• Extracted entries:
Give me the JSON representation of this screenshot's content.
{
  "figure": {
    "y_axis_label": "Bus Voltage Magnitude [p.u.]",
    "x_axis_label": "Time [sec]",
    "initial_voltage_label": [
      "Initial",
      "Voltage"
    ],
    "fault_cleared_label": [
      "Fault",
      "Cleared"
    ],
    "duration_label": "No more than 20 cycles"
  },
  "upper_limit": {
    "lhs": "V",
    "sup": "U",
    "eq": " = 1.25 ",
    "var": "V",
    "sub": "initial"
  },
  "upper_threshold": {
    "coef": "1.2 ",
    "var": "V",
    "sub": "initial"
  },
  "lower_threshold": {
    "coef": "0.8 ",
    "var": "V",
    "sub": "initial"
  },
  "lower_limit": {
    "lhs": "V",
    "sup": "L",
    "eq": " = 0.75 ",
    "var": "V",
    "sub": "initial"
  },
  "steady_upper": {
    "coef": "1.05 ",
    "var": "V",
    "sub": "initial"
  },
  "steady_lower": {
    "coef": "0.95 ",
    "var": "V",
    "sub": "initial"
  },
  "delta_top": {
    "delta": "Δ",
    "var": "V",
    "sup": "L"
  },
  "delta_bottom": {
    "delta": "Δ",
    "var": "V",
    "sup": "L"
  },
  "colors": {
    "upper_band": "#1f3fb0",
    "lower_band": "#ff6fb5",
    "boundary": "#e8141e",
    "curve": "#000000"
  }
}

• What you are asked to do: Type out the material again exactly as presented.

• Exercise result:
Give me the JSON representation of this screenshot's content.
{
  "figure": {
    "y_axis_label": "Bus Voltage Magnitude [p.u.]",
    "x_axis_label": "Time [sec]",
    "initial_voltage_label": [
      "Initial",
      "Voltage"
    ],
    "fault_cleared_label": [
      "Fault",
      "Cleared"
    ],
    "duration_label": "No more than 20 cycles"
  },
  "upper_limit": {
    "lhs": "V",
    "sup": "U",
    "eq": " = 1.25 ",
    "var": "V",
    "sub": "initial"
  },
  "upper_threshold": {
    "coef": "1.2 ",
    "var": "V",
    "sub": "initial"
  },
  "lower_threshold": {
    "coef": "0.8 ",
    "var": "V",
    "sub": "initial"
  },
  "lower_limit": {
    "lhs": "V",
    "sup": "L",
    "eq": " = 0.75 ",
    "var": "V",
    "sub": "initial"
  },
  "steady_upper": {
    "coef": "1.05 ",
    "var": "V",
    "sub": "initial"
  },
  "steady_lower": {
    "coef": "0.95 ",
    "var": "V",
    "sub": "initial"
  },
  "delta_top": {
    "delta": "Δ",
    "var": "V",
    "sup": "L"
  },
  "delta_bottom": {
    "delta": "Δ",
    "var": "V",
    "sup": "L"
  },
  "colors": {
    "upper_band": "#1f3fb0",
    "lower_band": "#ff6fb5",
    "boundary": "#e8141e",
    "curve": "#000000"
  }
}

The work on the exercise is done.